Task objective:
Each line of the material below that holds the word "coloniale" needs to be copied.

»»

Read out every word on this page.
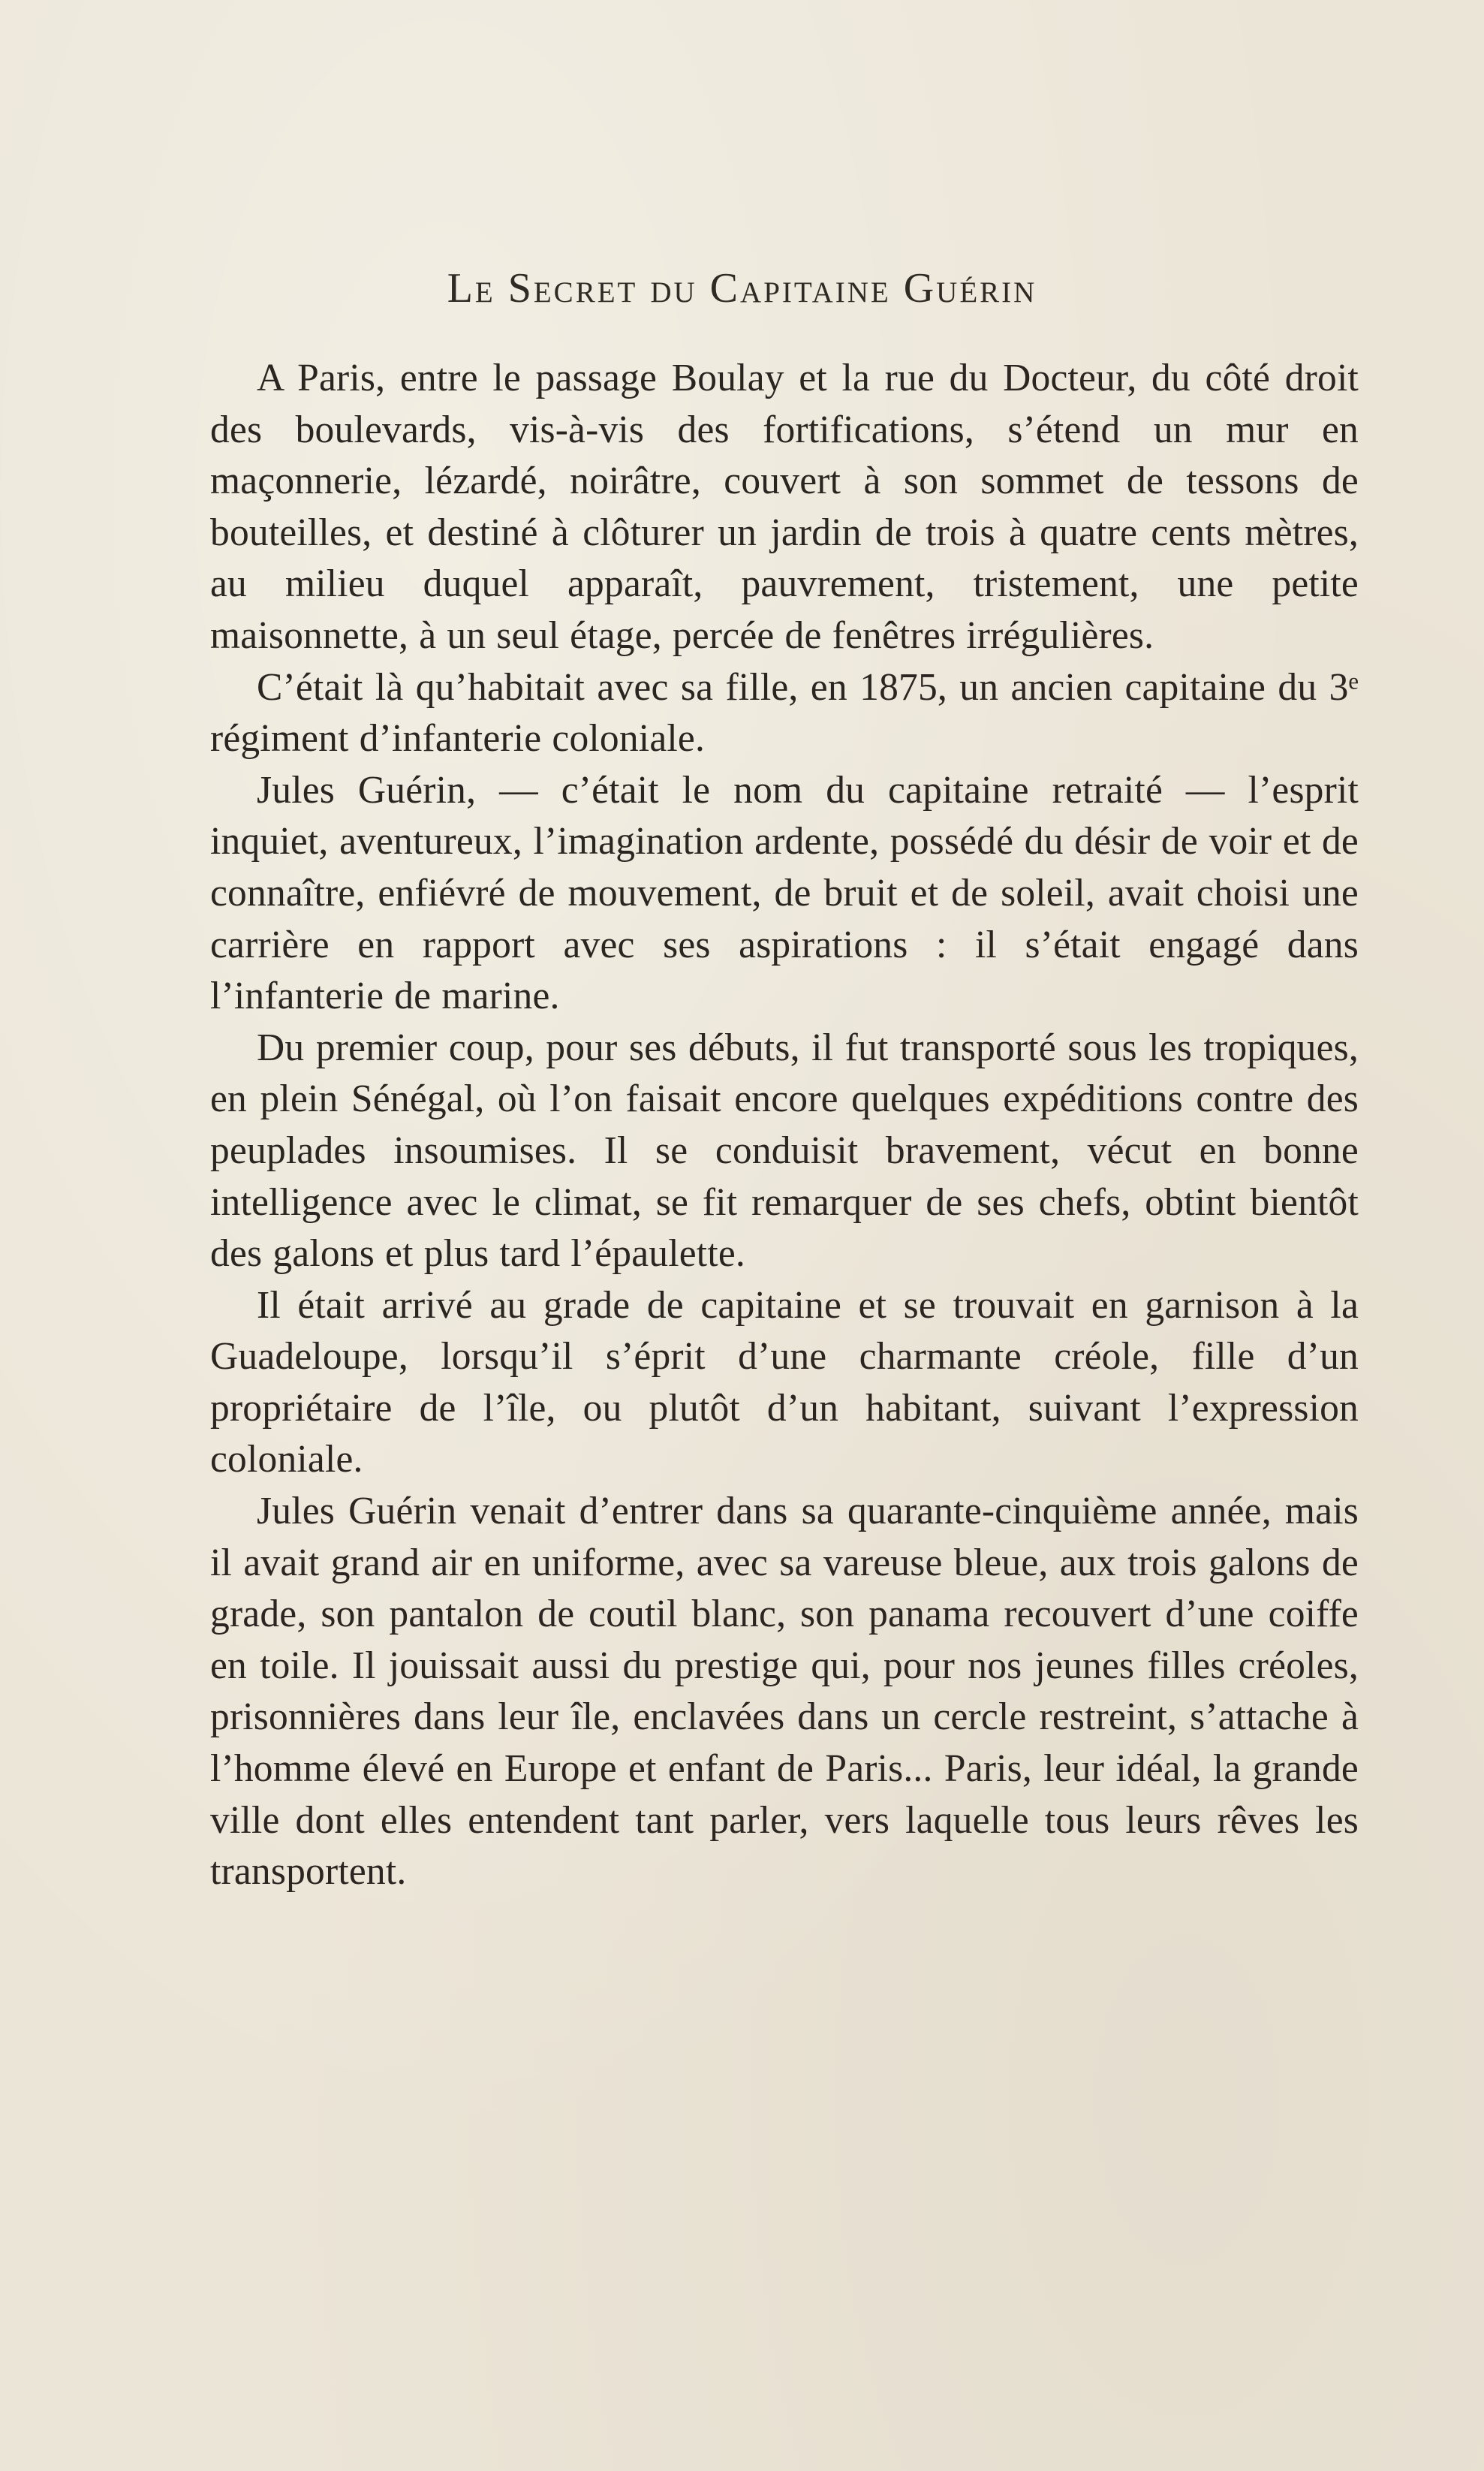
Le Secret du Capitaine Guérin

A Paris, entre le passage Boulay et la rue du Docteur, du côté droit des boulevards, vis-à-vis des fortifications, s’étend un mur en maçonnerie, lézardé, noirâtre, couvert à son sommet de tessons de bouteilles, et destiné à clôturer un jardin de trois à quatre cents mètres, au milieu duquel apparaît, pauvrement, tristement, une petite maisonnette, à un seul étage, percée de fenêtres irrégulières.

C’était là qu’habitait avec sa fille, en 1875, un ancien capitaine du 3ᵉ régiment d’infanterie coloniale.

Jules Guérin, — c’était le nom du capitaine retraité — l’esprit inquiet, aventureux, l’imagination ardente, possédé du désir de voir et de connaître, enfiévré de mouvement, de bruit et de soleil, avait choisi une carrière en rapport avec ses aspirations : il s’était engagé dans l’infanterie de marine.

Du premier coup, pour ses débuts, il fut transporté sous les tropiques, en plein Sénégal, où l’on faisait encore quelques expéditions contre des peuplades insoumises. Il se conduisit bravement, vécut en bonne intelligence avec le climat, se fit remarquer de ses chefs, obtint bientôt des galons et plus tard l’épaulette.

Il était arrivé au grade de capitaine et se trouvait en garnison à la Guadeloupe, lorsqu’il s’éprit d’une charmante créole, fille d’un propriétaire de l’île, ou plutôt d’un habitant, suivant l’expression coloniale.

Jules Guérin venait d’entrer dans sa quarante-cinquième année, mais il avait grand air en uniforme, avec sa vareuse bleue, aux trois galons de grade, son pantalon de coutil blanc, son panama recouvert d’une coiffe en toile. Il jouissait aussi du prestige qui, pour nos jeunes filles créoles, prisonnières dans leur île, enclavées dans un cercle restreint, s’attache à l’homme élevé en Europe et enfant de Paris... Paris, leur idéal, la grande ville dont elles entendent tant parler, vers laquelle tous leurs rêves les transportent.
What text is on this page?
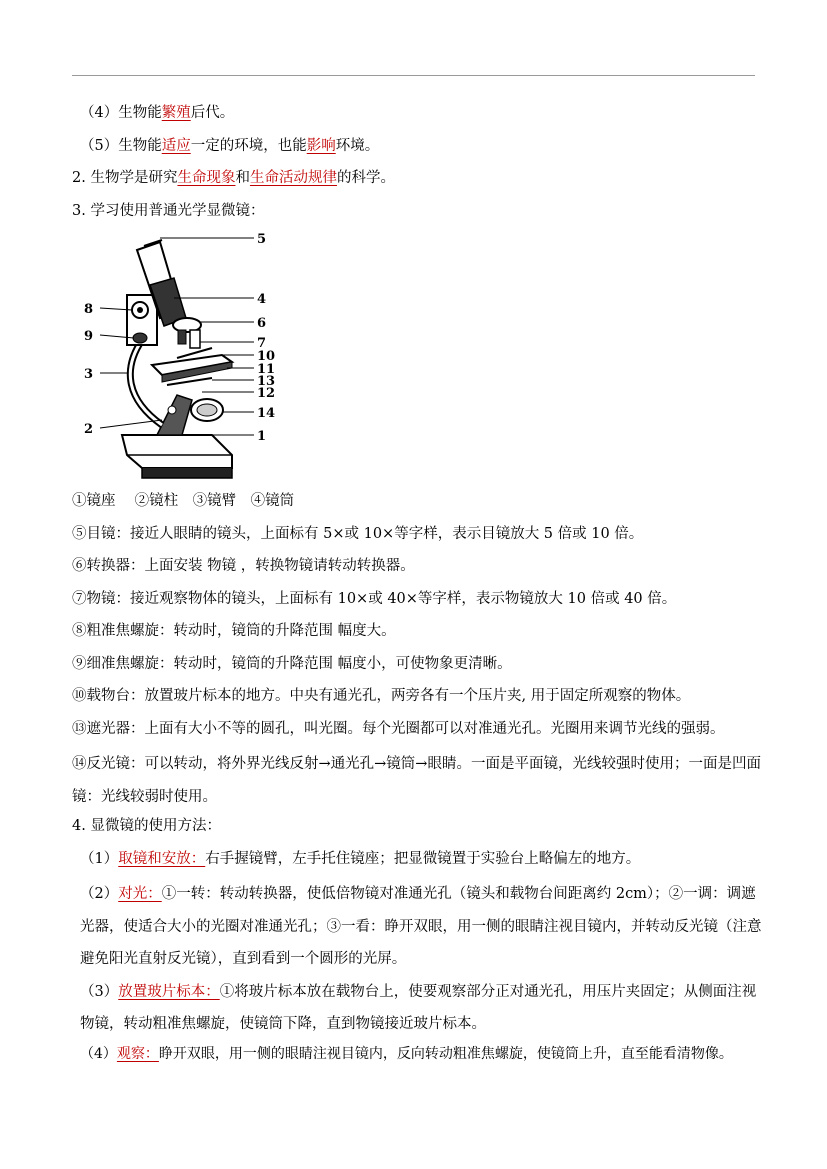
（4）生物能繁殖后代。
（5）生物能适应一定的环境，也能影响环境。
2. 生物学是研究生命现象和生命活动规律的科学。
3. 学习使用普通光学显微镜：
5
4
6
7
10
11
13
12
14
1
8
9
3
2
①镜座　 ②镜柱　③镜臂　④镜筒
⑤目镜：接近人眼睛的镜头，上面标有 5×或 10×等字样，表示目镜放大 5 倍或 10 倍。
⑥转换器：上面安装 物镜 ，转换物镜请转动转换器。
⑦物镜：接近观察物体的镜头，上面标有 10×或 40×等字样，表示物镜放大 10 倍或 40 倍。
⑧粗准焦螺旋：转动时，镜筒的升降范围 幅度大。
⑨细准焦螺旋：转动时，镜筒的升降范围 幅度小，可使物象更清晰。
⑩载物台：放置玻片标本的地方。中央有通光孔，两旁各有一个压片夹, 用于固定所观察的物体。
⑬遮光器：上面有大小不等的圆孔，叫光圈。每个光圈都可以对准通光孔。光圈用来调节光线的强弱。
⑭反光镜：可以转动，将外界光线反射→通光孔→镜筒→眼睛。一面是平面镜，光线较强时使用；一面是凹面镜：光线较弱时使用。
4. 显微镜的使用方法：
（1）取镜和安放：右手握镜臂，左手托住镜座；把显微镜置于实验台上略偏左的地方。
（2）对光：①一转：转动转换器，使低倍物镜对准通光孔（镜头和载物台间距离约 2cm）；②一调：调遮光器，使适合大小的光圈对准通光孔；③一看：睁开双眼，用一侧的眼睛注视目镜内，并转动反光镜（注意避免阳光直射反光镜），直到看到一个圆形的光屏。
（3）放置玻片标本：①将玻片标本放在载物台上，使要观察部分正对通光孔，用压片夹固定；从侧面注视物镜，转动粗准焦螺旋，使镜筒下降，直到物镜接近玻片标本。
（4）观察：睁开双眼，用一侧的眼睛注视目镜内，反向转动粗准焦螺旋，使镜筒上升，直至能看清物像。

««

The reply:
C’était là qu’habitait avec sa fille, en 1875, un ancien capitaine du 3ᵉ régiment d’infanterie coloniale.
Il était arrivé au grade de capitaine et se trouvait en garnison à la Guadeloupe, lorsqu’il s’éprit d’une charmante créole, fille d’un propriétaire de l’île, ou plutôt d’un habitant, suivant l’expression coloniale.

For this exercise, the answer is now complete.